Raw records

++++

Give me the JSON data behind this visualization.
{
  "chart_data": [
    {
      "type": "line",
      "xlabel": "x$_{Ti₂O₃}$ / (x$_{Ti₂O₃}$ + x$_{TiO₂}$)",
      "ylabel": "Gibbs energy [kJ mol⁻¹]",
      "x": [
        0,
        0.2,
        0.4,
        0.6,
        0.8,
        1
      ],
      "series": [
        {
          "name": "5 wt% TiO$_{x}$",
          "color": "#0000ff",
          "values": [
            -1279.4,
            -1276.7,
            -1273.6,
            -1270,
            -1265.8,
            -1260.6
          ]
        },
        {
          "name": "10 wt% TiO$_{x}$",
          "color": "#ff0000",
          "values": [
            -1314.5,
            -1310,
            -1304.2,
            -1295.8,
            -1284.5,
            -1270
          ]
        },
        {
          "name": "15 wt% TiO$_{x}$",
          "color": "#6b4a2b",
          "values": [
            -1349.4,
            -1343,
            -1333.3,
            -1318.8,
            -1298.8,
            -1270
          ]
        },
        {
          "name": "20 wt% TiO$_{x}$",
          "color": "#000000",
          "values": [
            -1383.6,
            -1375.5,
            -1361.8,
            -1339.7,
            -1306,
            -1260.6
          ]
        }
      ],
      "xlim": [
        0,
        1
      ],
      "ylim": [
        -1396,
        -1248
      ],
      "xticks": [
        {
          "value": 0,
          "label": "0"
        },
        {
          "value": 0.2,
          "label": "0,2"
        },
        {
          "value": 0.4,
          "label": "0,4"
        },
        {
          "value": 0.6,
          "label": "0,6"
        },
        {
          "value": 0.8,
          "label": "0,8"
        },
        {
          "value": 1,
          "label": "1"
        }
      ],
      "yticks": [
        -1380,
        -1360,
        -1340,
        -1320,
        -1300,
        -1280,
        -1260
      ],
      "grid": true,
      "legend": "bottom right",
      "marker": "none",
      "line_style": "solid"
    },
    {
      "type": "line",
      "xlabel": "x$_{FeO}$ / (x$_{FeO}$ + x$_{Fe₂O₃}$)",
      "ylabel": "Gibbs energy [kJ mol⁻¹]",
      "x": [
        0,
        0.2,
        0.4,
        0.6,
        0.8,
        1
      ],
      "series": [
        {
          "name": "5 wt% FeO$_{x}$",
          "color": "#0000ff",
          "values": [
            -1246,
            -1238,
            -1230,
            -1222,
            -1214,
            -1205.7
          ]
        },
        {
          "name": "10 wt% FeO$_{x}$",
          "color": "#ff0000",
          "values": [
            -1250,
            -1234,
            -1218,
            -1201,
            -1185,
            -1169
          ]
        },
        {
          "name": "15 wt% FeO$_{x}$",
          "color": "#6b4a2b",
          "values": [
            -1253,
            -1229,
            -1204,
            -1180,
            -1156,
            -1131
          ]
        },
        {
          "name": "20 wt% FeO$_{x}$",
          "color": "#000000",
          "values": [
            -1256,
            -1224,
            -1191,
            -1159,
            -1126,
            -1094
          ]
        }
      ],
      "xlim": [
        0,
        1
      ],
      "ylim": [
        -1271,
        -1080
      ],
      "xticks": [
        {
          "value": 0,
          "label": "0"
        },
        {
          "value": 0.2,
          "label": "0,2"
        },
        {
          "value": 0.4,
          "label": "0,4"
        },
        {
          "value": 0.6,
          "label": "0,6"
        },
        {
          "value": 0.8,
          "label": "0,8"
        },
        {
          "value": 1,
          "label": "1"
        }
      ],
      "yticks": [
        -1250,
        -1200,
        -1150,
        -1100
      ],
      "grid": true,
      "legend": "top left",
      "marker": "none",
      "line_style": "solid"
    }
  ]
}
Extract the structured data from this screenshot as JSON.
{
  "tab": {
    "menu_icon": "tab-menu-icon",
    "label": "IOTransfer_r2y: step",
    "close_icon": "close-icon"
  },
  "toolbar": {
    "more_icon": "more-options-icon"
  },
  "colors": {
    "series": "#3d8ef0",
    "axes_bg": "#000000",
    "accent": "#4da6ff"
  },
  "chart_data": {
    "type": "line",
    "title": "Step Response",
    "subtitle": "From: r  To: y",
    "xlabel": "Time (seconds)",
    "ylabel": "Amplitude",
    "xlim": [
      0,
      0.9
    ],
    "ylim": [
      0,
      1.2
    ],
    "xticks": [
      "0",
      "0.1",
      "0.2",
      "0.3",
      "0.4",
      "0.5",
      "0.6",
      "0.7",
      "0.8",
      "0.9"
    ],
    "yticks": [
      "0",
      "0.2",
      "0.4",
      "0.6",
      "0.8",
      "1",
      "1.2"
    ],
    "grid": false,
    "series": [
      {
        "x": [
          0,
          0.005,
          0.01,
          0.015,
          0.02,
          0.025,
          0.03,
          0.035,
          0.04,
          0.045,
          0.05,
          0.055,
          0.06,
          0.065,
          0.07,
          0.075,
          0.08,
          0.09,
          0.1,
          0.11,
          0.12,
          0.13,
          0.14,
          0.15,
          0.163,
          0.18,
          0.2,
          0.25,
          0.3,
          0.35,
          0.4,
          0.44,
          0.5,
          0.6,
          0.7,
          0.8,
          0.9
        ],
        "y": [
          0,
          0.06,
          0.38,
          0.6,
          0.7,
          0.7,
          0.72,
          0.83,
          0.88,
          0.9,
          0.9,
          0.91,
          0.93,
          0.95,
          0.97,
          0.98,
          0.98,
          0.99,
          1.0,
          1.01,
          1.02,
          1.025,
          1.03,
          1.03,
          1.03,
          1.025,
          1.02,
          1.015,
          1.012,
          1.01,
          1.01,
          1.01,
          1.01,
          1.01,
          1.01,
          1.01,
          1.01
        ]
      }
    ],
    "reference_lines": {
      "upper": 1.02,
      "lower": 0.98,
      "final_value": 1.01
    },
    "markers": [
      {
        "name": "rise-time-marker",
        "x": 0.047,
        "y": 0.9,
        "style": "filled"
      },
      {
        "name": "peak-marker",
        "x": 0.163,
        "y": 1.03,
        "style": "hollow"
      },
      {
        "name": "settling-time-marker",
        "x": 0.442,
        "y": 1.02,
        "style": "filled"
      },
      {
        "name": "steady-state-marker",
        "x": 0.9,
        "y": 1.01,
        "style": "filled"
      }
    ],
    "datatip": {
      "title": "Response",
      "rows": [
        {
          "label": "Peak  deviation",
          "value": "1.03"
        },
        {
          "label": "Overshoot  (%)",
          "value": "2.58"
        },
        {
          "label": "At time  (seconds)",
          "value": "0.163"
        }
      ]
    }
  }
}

++++

● What the task asks
Copy out the whole listing exactly; please set it all down.

● Correct answer
Give me the JSON data behind this visualization.
{
  "chart_data": [
    {
      "type": "line",
      "xlabel": "x$_{Ti₂O₃}$ / (x$_{Ti₂O₃}$ + x$_{TiO₂}$)",
      "ylabel": "Gibbs energy [kJ mol⁻¹]",
      "x": [
        0,
        0.2,
        0.4,
        0.6,
        0.8,
        1
      ],
      "series": [
        {
          "name": "5 wt% TiO$_{x}$",
          "color": "#0000ff",
          "values": [
            -1279.4,
            -1276.7,
            -1273.6,
            -1270,
            -1265.8,
            -1260.6
          ]
        },
        {
          "name": "10 wt% TiO$_{x}$",
          "color": "#ff0000",
          "values": [
            -1314.5,
            -1310,
            -1304.2,
            -1295.8,
            -1284.5,
            -1270
          ]
        },
        {
          "name": "15 wt% TiO$_{x}$",
          "color": "#6b4a2b",
          "values": [
            -1349.4,
            -1343,
            -1333.3,
            -1318.8,
            -1298.8,
            -1270
          ]
        },
        {
          "name": "20 wt% TiO$_{x}$",
          "color": "#000000",
          "values": [
            -1383.6,
            -1375.5,
            -1361.8,
            -1339.7,
            -1306,
            -1260.6
          ]
        }
      ],
      "xlim": [
        0,
        1
      ],
      "ylim": [
        -1396,
        -1248
      ],
      "xticks": [
        {
          "value": 0,
          "label": "0"
        },
        {
          "value": 0.2,
          "label": "0,2"
        },
        {
          "value": 0.4,
          "label": "0,4"
        },
        {
          "value": 0.6,
          "label": "0,6"
        },
        {
          "value": 0.8,
          "label": "0,8"
        },
        {
          "value": 1,
          "label": "1"
        }
      ],
      "yticks": [
        -1380,
        -1360,
        -1340,
        -1320,
        -1300,
        -1280,
        -1260
      ],
      "grid": true,
      "legend": "bottom right",
      "marker": "none",
      "line_style": "solid"
    },
    {
      "type": "line",
      "xlabel": "x$_{FeO}$ / (x$_{FeO}$ + x$_{Fe₂O₃}$)",
      "ylabel": "Gibbs energy [kJ mol⁻¹]",
      "x": [
        0,
        0.2,
        0.4,
        0.6,
        0.8,
        1
      ],
      "series": [
        {
          "name": "5 wt% FeO$_{x}$",
          "color": "#0000ff",
          "values": [
            -1246,
            -1238,
            -1230,
            -1222,
            -1214,
            -1205.7
          ]
        },
        {
          "name": "10 wt% FeO$_{x}$",
          "color": "#ff0000",
          "values": [
            -1250,
            -1234,
            -1218,
            -1201,
            -1185,
            -1169
          ]
        },
        {
          "name": "15 wt% FeO$_{x}$",
          "color": "#6b4a2b",
          "values": [
            -1253,
            -1229,
            -1204,
            -1180,
            -1156,
            -1131
          ]
        },
        {
          "name": "20 wt% FeO$_{x}$",
          "color": "#000000",
          "values": [
            -1256,
            -1224,
            -1191,
            -1159,
            -1126,
            -1094
          ]
        }
      ],
      "xlim": [
        0,
        1
      ],
      "ylim": [
        -1271,
        -1080
      ],
      "xticks": [
        {
          "value": 0,
          "label": "0"
        },
        {
          "value": 0.2,
          "label": "0,2"
        },
        {
          "value": 0.4,
          "label": "0,4"
        },
        {
          "value": 0.6,
          "label": "0,6"
        },
        {
          "value": 0.8,
          "label": "0,8"
        },
        {
          "value": 1,
          "label": "1"
        }
      ],
      "yticks": [
        -1250,
        -1200,
        -1150,
        -1100
      ],
      "grid": true,
      "legend": "top left",
      "marker": "none",
      "line_style": "solid"
    }
  ]
}
Extract the structured data from this screenshot as JSON.
{
  "tab": {
    "menu_icon": "tab-menu-icon",
    "label": "IOTransfer_r2y: step",
    "close_icon": "close-icon"
  },
  "toolbar": {
    "more_icon": "more-options-icon"
  },
  "colors": {
    "series": "#3d8ef0",
    "axes_bg": "#000000",
    "accent": "#4da6ff"
  },
  "chart_data": {
    "type": "line",
    "title": "Step Response",
    "subtitle": "From: r  To: y",
    "xlabel": "Time (seconds)",
    "ylabel": "Amplitude",
    "xlim": [
      0,
      0.9
    ],
    "ylim": [
      0,
      1.2
    ],
    "xticks": [
      "0",
      "0.1",
      "0.2",
      "0.3",
      "0.4",
      "0.5",
      "0.6",
      "0.7",
      "0.8",
      "0.9"
    ],
    "yticks": [
      "0",
      "0.2",
      "0.4",
      "0.6",
      "0.8",
      "1",
      "1.2"
    ],
    "grid": false,
    "series": [
      {
        "x": [
          0,
          0.005,
          0.01,
          0.015,
          0.02,
          0.025,
          0.03,
          0.035,
          0.04,
          0.045,
          0.05,
          0.055,
          0.06,
          0.065,
          0.07,
          0.075,
          0.08,
          0.09,
          0.1,
          0.11,
          0.12,
          0.13,
          0.14,
          0.15,
          0.163,
          0.18,
          0.2,
          0.25,
          0.3,
          0.35,
          0.4,
          0.44,
          0.5,
          0.6,
          0.7,
          0.8,
          0.9
        ],
        "y": [
          0,
          0.06,
          0.38,
          0.6,
          0.7,
          0.7,
          0.72,
          0.83,
          0.88,
          0.9,
          0.9,
          0.91,
          0.93,
          0.95,
          0.97,
          0.98,
          0.98,
          0.99,
          1.0,
          1.01,
          1.02,
          1.025,
          1.03,
          1.03,
          1.03,
          1.025,
          1.02,
          1.015,
          1.012,
          1.01,
          1.01,
          1.01,
          1.01,
          1.01,
          1.01,
          1.01,
          1.01
        ]
      }
    ],
    "reference_lines": {
      "upper": 1.02,
      "lower": 0.98,
      "final_value": 1.01
    },
    "markers": [
      {
        "name": "rise-time-marker",
        "x": 0.047,
        "y": 0.9,
        "style": "filled"
      },
      {
        "name": "peak-marker",
        "x": 0.163,
        "y": 1.03,
        "style": "hollow"
      },
      {
        "name": "settling-time-marker",
        "x": 0.442,
        "y": 1.02,
        "style": "filled"
      },
      {
        "name": "steady-state-marker",
        "x": 0.9,
        "y": 1.01,
        "style": "filled"
      }
    ],
    "datatip": {
      "title": "Response",
      "rows": [
        {
          "label": "Peak  deviation",
          "value": "1.03"
        },
        {
          "label": "Overshoot  (%)",
          "value": "2.58"
        },
        {
          "label": "At time  (seconds)",
          "value": "0.163"
        }
      ]
    }
  }
}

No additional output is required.